**Instruction:** Provide an exact copy of the data, excluding the images.

--- Dataset extract ---

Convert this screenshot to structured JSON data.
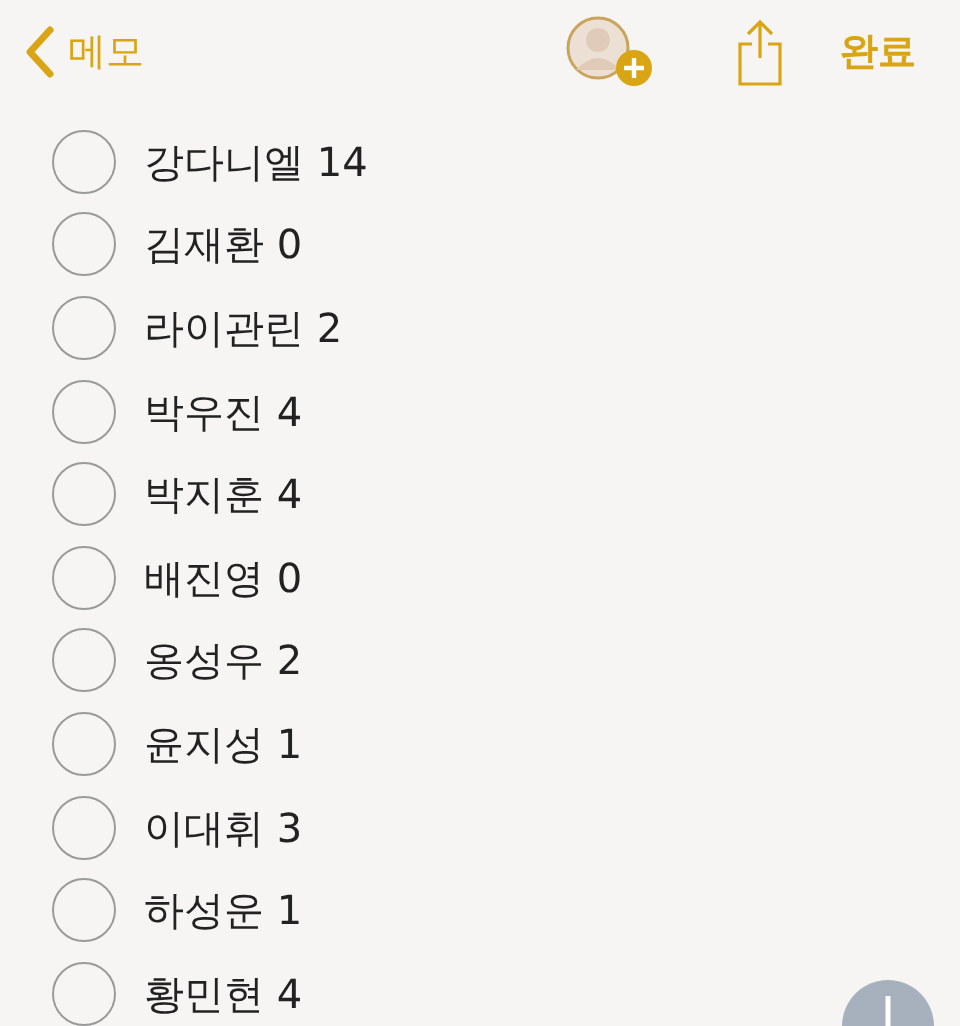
{
  "nav": {
    "back_label": "메모",
    "done_label": "완료"
  },
  "checklist": [
    {
      "text": "강다니엘 14",
      "checked": false
    },
    {
      "text": "김재환 0",
      "checked": false
    },
    {
      "text": "라이관린 2",
      "checked": false
    },
    {
      "text": "박우진 4",
      "checked": false
    },
    {
      "text": "박지훈 4",
      "checked": false
    },
    {
      "text": "배진영 0",
      "checked": false
    },
    {
      "text": "옹성우 2",
      "checked": false
    },
    {
      "text": "윤지성 1",
      "checked": false
    },
    {
      "text": "이대휘 3",
      "checked": false
    },
    {
      "text": "하성운 1",
      "checked": false
    },
    {
      "text": "황민현 4",
      "checked": false
    }
  ]
}
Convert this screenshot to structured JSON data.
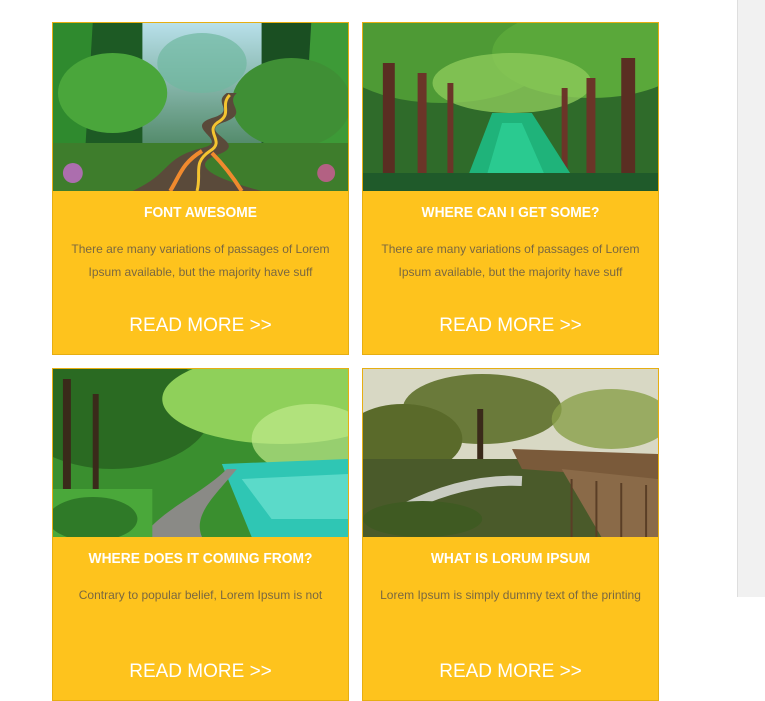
{
  "cards": [
    {
      "image": "winding-road-forest",
      "title": "FONT AWESOME",
      "text": "There are many variations of passages of Lorem Ipsum available, but the majority have suff",
      "link": "READ MORE >>"
    },
    {
      "image": "forest-river",
      "title": "WHERE CAN I GET SOME?",
      "text": "There are many variations of passages of Lorem Ipsum available, but the majority have suff",
      "link": "READ MORE >>"
    },
    {
      "image": "lakeside-path",
      "title": "WHERE DOES IT COMING FROM?",
      "text": "Contrary to popular belief, Lorem Ipsum is not",
      "link": "READ MORE >>"
    },
    {
      "image": "garden-boardwalk",
      "title": "WHAT IS LORUM IPSUM",
      "text": "Lorem Ipsum is simply dummy text of the printing",
      "link": "READ MORE >>"
    }
  ],
  "colors": {
    "card_bg": "#fec31d",
    "title": "#ffffff",
    "text": "#7a6840"
  }
}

---

**Exercise answer:**
Convert this screenshot to structured JSON data.
{
  "nav": {
    "back_label": "메모",
    "done_label": "완료"
  },
  "checklist": [
    {
      "text": "강다니엘 14",
      "checked": false
    },
    {
      "text": "김재환 0",
      "checked": false
    },
    {
      "text": "라이관린 2",
      "checked": false
    },
    {
      "text": "박우진 4",
      "checked": false
    },
    {
      "text": "박지훈 4",
      "checked": false
    },
    {
      "text": "배진영 0",
      "checked": false
    },
    {
      "text": "옹성우 2",
      "checked": false
    },
    {
      "text": "윤지성 1",
      "checked": false
    },
    {
      "text": "이대휘 3",
      "checked": false
    },
    {
      "text": "하성운 1",
      "checked": false
    },
    {
      "text": "황민현 4",
      "checked": false
    }
  ]
}
Convert this screenshot to structured JSON data.
{
  "cards": [
    {
      "image": "winding-road-forest",
      "title": "FONT AWESOME",
      "text": "There are many variations of passages of Lorem Ipsum available, but the majority have suff",
      "link": "READ MORE >>"
    },
    {
      "image": "forest-river",
      "title": "WHERE CAN I GET SOME?",
      "text": "There are many variations of passages of Lorem Ipsum available, but the majority have suff",
      "link": "READ MORE >>"
    },
    {
      "image": "lakeside-path",
      "title": "WHERE DOES IT COMING FROM?",
      "text": "Contrary to popular belief, Lorem Ipsum is not",
      "link": "READ MORE >>"
    },
    {
      "image": "garden-boardwalk",
      "title": "WHAT IS LORUM IPSUM",
      "text": "Lorem Ipsum is simply dummy text of the printing",
      "link": "READ MORE >>"
    }
  ],
  "colors": {
    "card_bg": "#fec31d",
    "title": "#ffffff",
    "text": "#7a6840"
  }
}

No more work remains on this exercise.